> **The exercise**:
Write the records out again, keeping each line exactly as it is.
======== Available records ========
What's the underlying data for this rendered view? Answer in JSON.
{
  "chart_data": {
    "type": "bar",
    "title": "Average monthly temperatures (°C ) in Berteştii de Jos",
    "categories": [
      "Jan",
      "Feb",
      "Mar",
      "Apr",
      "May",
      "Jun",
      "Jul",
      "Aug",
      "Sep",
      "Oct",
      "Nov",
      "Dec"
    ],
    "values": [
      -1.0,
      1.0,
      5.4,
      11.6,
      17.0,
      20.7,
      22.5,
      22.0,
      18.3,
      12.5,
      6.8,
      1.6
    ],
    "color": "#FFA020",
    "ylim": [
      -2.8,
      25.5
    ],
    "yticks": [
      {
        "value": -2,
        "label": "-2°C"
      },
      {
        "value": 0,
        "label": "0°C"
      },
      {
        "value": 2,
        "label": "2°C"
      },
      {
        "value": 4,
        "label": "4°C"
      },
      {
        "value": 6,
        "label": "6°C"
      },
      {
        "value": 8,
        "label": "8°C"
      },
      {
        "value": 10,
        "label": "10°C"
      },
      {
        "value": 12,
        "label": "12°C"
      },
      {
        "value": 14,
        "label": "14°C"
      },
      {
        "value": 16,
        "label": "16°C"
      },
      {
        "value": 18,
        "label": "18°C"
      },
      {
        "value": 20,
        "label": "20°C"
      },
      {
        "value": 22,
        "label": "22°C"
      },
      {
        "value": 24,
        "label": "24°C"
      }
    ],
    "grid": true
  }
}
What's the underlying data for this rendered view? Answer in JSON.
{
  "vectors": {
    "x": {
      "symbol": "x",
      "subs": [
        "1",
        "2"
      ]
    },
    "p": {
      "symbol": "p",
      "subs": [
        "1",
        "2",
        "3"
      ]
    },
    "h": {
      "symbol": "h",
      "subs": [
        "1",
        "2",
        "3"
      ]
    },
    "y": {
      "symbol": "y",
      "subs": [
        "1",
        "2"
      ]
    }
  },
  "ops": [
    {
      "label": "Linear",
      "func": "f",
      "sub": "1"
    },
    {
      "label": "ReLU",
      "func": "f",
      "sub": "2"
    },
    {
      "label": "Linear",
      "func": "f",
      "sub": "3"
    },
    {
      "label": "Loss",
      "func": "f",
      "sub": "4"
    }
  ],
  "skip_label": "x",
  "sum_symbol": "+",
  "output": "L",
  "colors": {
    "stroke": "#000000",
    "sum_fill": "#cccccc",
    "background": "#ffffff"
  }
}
========
> **Response**:
What's the underlying data for this rendered view? Answer in JSON.
{
  "chart_data": {
    "type": "bar",
    "title": "Average monthly temperatures (°C ) in Berteştii de Jos",
    "categories": [
      "Jan",
      "Feb",
      "Mar",
      "Apr",
      "May",
      "Jun",
      "Jul",
      "Aug",
      "Sep",
      "Oct",
      "Nov",
      "Dec"
    ],
    "values": [
      -1.0,
      1.0,
      5.4,
      11.6,
      17.0,
      20.7,
      22.5,
      22.0,
      18.3,
      12.5,
      6.8,
      1.6
    ],
    "color": "#FFA020",
    "ylim": [
      -2.8,
      25.5
    ],
    "yticks": [
      {
        "value": -2,
        "label": "-2°C"
      },
      {
        "value": 0,
        "label": "0°C"
      },
      {
        "value": 2,
        "label": "2°C"
      },
      {
        "value": 4,
        "label": "4°C"
      },
      {
        "value": 6,
        "label": "6°C"
      },
      {
        "value": 8,
        "label": "8°C"
      },
      {
        "value": 10,
        "label": "10°C"
      },
      {
        "value": 12,
        "label": "12°C"
      },
      {
        "value": 14,
        "label": "14°C"
      },
      {
        "value": 16,
        "label": "16°C"
      },
      {
        "value": 18,
        "label": "18°C"
      },
      {
        "value": 20,
        "label": "20°C"
      },
      {
        "value": 22,
        "label": "22°C"
      },
      {
        "value": 24,
        "label": "24°C"
      }
    ],
    "grid": true
  }
}
What's the underlying data for this rendered view? Answer in JSON.
{
  "vectors": {
    "x": {
      "symbol": "x",
      "subs": [
        "1",
        "2"
      ]
    },
    "p": {
      "symbol": "p",
      "subs": [
        "1",
        "2",
        "3"
      ]
    },
    "h": {
      "symbol": "h",
      "subs": [
        "1",
        "2",
        "3"
      ]
    },
    "y": {
      "symbol": "y",
      "subs": [
        "1",
        "2"
      ]
    }
  },
  "ops": [
    {
      "label": "Linear",
      "func": "f",
      "sub": "1"
    },
    {
      "label": "ReLU",
      "func": "f",
      "sub": "2"
    },
    {
      "label": "Linear",
      "func": "f",
      "sub": "3"
    },
    {
      "label": "Loss",
      "func": "f",
      "sub": "4"
    }
  ],
  "skip_label": "x",
  "sum_symbol": "+",
  "output": "L",
  "colors": {
    "stroke": "#000000",
    "sum_fill": "#cccccc",
    "background": "#ffffff"
  }
}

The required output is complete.